**Task details:** In the entries that follow, how many lines contain "Consumer"? Answer with the number only.

[Collected data]
====
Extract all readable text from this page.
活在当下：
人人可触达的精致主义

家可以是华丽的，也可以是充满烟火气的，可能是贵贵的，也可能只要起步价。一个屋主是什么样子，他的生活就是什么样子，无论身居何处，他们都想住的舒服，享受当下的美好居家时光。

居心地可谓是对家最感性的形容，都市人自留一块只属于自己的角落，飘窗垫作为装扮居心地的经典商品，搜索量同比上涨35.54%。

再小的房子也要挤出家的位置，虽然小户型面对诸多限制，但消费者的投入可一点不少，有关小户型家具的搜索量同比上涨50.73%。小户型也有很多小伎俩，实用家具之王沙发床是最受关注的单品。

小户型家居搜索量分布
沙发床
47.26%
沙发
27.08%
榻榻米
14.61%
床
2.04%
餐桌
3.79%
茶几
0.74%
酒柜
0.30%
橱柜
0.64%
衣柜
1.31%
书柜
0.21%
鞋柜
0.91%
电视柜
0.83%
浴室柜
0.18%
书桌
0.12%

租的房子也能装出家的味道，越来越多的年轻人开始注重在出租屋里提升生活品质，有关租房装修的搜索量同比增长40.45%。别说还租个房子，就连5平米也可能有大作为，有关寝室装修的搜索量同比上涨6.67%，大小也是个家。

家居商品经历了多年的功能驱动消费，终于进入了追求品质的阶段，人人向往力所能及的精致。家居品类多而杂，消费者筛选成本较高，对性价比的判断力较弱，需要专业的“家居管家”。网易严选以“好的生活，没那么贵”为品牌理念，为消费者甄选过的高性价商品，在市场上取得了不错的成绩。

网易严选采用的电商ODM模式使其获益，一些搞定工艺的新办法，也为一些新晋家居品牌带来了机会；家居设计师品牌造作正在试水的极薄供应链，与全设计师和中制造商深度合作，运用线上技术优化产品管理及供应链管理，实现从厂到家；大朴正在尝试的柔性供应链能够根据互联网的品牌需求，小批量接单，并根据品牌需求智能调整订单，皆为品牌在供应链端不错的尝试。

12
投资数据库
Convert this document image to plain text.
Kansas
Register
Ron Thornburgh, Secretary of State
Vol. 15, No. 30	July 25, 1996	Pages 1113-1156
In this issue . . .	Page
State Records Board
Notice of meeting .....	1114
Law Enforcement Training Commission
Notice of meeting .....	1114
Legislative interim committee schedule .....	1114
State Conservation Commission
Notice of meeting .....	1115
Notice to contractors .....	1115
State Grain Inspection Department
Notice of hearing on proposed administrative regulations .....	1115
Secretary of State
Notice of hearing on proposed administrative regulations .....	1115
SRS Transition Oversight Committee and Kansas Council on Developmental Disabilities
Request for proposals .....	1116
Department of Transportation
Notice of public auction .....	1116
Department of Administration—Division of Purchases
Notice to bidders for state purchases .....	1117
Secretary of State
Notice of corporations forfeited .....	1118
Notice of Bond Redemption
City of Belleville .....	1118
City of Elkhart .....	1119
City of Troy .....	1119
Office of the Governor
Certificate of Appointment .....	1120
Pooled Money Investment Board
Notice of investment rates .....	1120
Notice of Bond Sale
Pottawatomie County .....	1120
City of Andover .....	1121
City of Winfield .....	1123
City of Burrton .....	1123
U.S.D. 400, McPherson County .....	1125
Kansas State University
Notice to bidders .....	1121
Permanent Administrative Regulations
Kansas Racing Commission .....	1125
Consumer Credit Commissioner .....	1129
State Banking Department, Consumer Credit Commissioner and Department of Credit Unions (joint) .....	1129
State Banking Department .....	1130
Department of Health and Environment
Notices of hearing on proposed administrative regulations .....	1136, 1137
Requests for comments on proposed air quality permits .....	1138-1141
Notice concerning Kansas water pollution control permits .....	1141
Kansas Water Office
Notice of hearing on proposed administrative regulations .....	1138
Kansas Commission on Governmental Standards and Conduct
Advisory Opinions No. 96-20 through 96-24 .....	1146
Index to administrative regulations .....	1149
====
**Answer to the task:** 2